═════ Input rows ═════

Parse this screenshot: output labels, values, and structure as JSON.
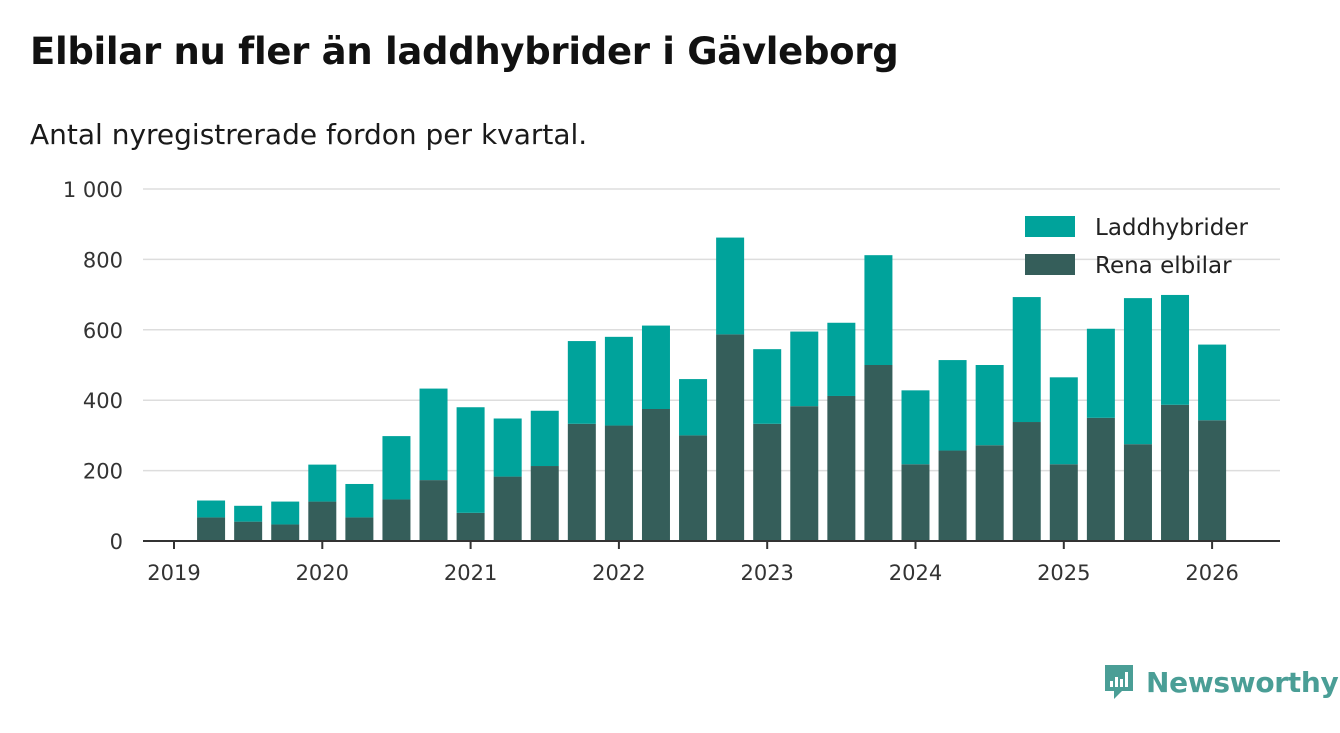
{
  "title": "Elbilar nu fler än laddhybrider i Gävleborg",
  "subtitle": "Antal nyregistrerade fordon per kvartal.",
  "brand": {
    "name": "Newsworthy",
    "icon": "newsworthy-logo-icon"
  },
  "colors": {
    "laddhybrider": "#00a39b",
    "elbilar": "#355e5a",
    "grid": "#dddddd",
    "axis": "#333333",
    "brand": "#4a9e96"
  },
  "chart_data": {
    "type": "bar",
    "stacked": true,
    "title": "Elbilar nu fler än laddhybrider i Gävleborg",
    "subtitle": "Antal nyregistrerade fordon per kvartal.",
    "xlabel": "",
    "ylabel": "",
    "ylim": [
      0,
      1000
    ],
    "yticks": [
      0,
      200,
      400,
      600,
      800,
      1000
    ],
    "ytick_labels": [
      "0",
      "200",
      "400",
      "600",
      "800",
      "1 000"
    ],
    "xlim": [
      2019.0,
      2026.45
    ],
    "xticks": [
      2019,
      2020,
      2021,
      2022,
      2023,
      2024,
      2025,
      2026
    ],
    "xtick_labels": [
      "2019",
      "2020",
      "2021",
      "2022",
      "2023",
      "2024",
      "2025",
      "2026"
    ],
    "grid": true,
    "legend_position": "top-right",
    "x": [
      2019.25,
      2019.5,
      2019.75,
      2020.0,
      2020.25,
      2020.5,
      2020.75,
      2021.0,
      2021.25,
      2021.5,
      2021.75,
      2022.0,
      2022.25,
      2022.5,
      2022.75,
      2023.0,
      2023.25,
      2023.5,
      2023.75,
      2024.0,
      2024.25,
      2024.5,
      2024.75,
      2025.0,
      2025.25,
      2025.5,
      2025.75,
      2026.0
    ],
    "series": [
      {
        "name": "Rena elbilar",
        "values": [
          67,
          55,
          47,
          112,
          67,
          118,
          173,
          80,
          183,
          213,
          333,
          328,
          375,
          300,
          587,
          333,
          383,
          412,
          500,
          218,
          257,
          272,
          338,
          218,
          350,
          275,
          387,
          343
        ]
      },
      {
        "name": "Laddhybrider",
        "values": [
          48,
          45,
          65,
          105,
          95,
          180,
          260,
          300,
          165,
          157,
          235,
          252,
          237,
          160,
          275,
          212,
          212,
          208,
          312,
          210,
          257,
          228,
          355,
          247,
          253,
          415,
          312,
          215
        ]
      }
    ],
    "legend": [
      "Laddhybrider",
      "Rena elbilar"
    ]
  }
}
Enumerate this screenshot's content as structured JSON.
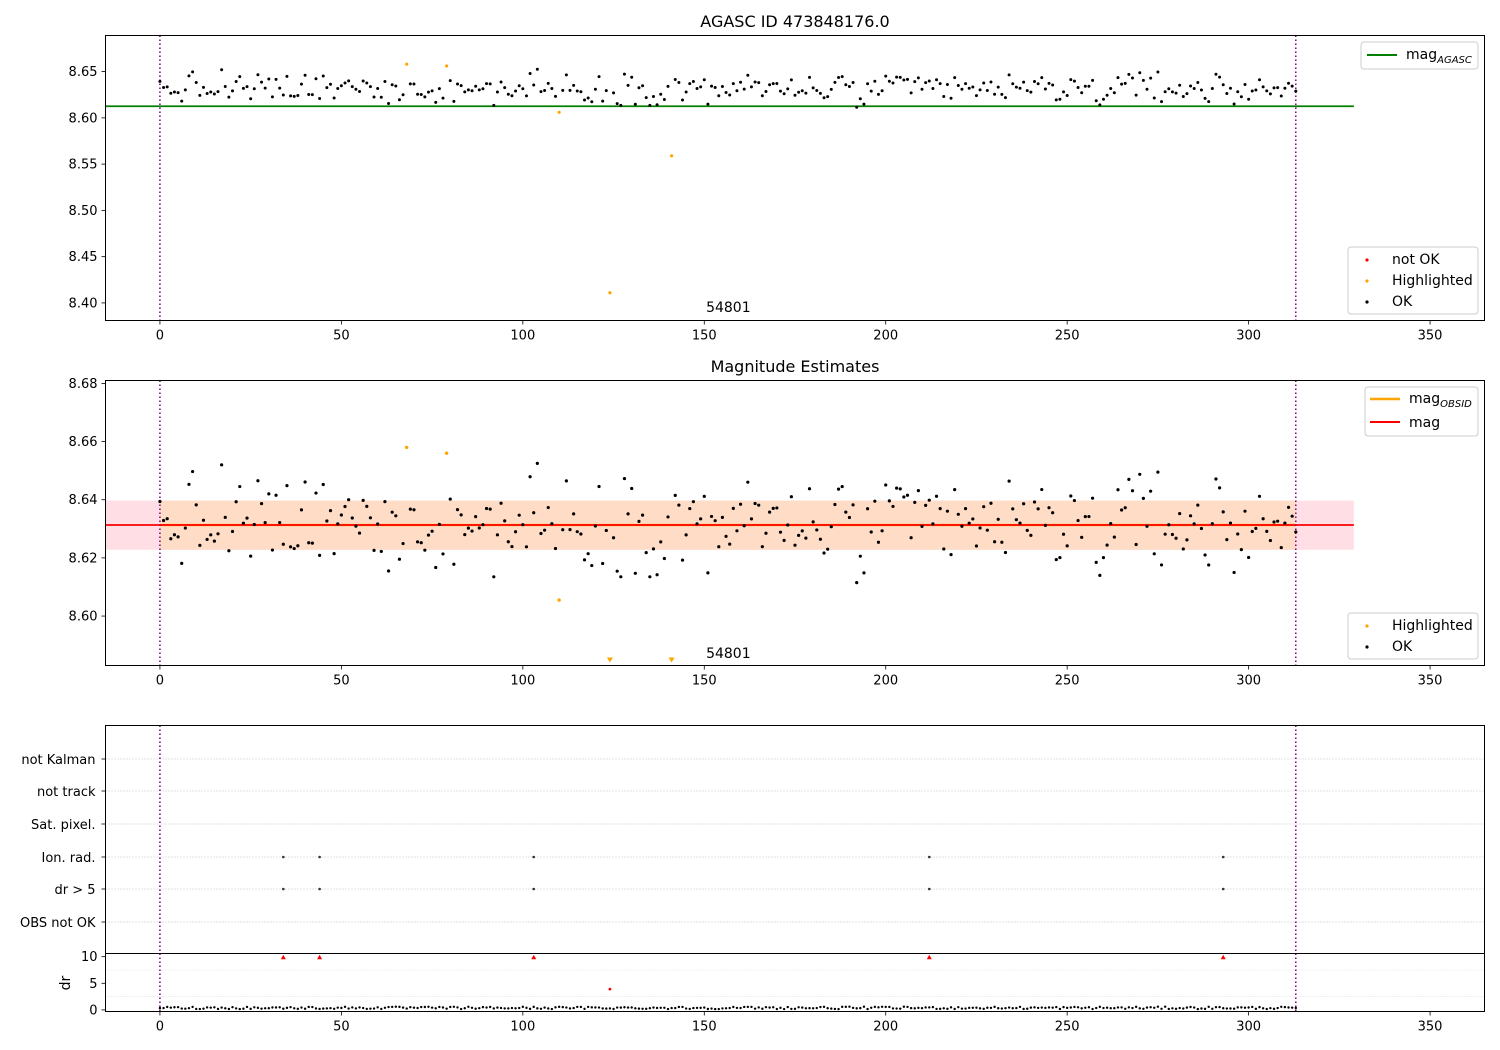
{
  "chart_data": [
    {
      "type": "scatter",
      "title": "AGASC ID 473848176.0",
      "xlabel": "",
      "ylabel": "",
      "xlim": [
        -15,
        365
      ],
      "ylim": [
        8.381,
        8.689
      ],
      "xticks": [
        0,
        50,
        100,
        150,
        200,
        250,
        300,
        350
      ],
      "yticks": [
        8.4,
        8.45,
        8.5,
        8.55,
        8.6,
        8.65
      ],
      "vlines": [
        0,
        313
      ],
      "annotation": {
        "text": "54801",
        "x": 150.5,
        "y": 8.39
      },
      "reference_line": {
        "name": "mag_AGASC",
        "y": 8.6125,
        "x_range": [
          -15,
          329
        ]
      },
      "highlighted": [
        [
          68,
          8.658
        ],
        [
          79,
          8.656
        ],
        [
          110,
          8.606
        ],
        [
          141,
          8.559
        ],
        [
          124,
          8.411
        ]
      ],
      "legend_top": {
        "position": "top-right",
        "entries": [
          {
            "label_main": "mag",
            "label_sub": "AGASC",
            "color": "#008000"
          }
        ]
      },
      "legend_bottom": {
        "position": "lower-right",
        "entries": [
          {
            "label": "not OK",
            "color": "#ff0000"
          },
          {
            "label": "Highlighted",
            "color": "#ffa500"
          },
          {
            "label": "OK",
            "color": "#000000"
          }
        ]
      }
    },
    {
      "type": "scatter",
      "title": "Magnitude Estimates",
      "xlabel": "",
      "ylabel": "",
      "xlim": [
        -15,
        365
      ],
      "ylim": [
        8.583,
        8.681
      ],
      "xticks": [
        0,
        50,
        100,
        150,
        200,
        250,
        300,
        350
      ],
      "yticks": [
        8.6,
        8.62,
        8.64,
        8.66,
        8.68
      ],
      "vlines": [
        0,
        313
      ],
      "annotation": {
        "text": "54801",
        "x": 150.5,
        "y": 8.5855
      },
      "mag": {
        "name": "mag",
        "y": 8.6313,
        "band": [
          8.6228,
          8.6397
        ],
        "x_range": [
          -15,
          329
        ]
      },
      "mag_obsid": {
        "name": "mag_OBSID",
        "y": 8.6313,
        "band": [
          8.6228,
          8.6397
        ],
        "x_range": [
          0,
          313
        ]
      },
      "highlighted": [
        [
          68,
          8.658
        ],
        [
          79,
          8.656
        ],
        [
          110,
          8.6055
        ]
      ],
      "below_range_markers": [
        124,
        141
      ],
      "legend_top": {
        "position": "top-right",
        "entries": [
          {
            "label_main": "mag",
            "label_sub": "OBSID",
            "color": "#ffa500"
          },
          {
            "label_main": "mag",
            "label_sub": "",
            "color": "#ff0000"
          }
        ]
      },
      "legend_bottom": {
        "position": "lower-right",
        "entries": [
          {
            "label": "Highlighted",
            "color": "#ffa500"
          },
          {
            "label": "OK",
            "color": "#000000"
          }
        ]
      }
    },
    {
      "type": "scatter",
      "title": "",
      "xlabel": "",
      "ylabel": "",
      "xlim": [
        -15,
        365
      ],
      "categories": [
        "not Kalman",
        "not track",
        "Sat. pixel.",
        "Ion. rad.",
        "dr > 5",
        "OBS not OK"
      ],
      "vlines": [
        0,
        313
      ],
      "flags": {
        "Ion. rad.": [
          34,
          44,
          103,
          212,
          293
        ],
        "dr > 5": [
          34,
          44,
          103,
          212,
          293
        ]
      }
    },
    {
      "type": "scatter",
      "title": "",
      "xlabel": "",
      "ylabel": "dr",
      "xlim": [
        -15,
        365
      ],
      "ylim": [
        -0.3,
        10.6
      ],
      "xticks": [
        0,
        50,
        100,
        150,
        200,
        250,
        300,
        350
      ],
      "yticks": [
        0,
        5,
        10
      ],
      "vlines": [
        0,
        313
      ],
      "high_points": [
        [
          34,
          9.9
        ],
        [
          44,
          9.9
        ],
        [
          103,
          9.9
        ],
        [
          212,
          9.9
        ],
        [
          293,
          9.9
        ],
        [
          124,
          3.9
        ]
      ]
    }
  ],
  "colors": {
    "ok": "#000000",
    "highlighted": "#ffa500",
    "not_ok": "#ff0000",
    "agasc_line": "#008000",
    "mag_line": "#ff0000",
    "mag_band": "#ffc0cb",
    "obsid_band": "#ffdab9",
    "vline": "#800080"
  }
}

═════

> **Exercise details**:
Search the material above for "name". Pull out each line where it shows up.

> **Response below**:
    "name": "Newsworthy",
        "name": "Rena elbilar",
        "name": "Laddhybrider",
        "name": "mag_AGASC",
        "name": "mag",
        "name": "mag_OBSID",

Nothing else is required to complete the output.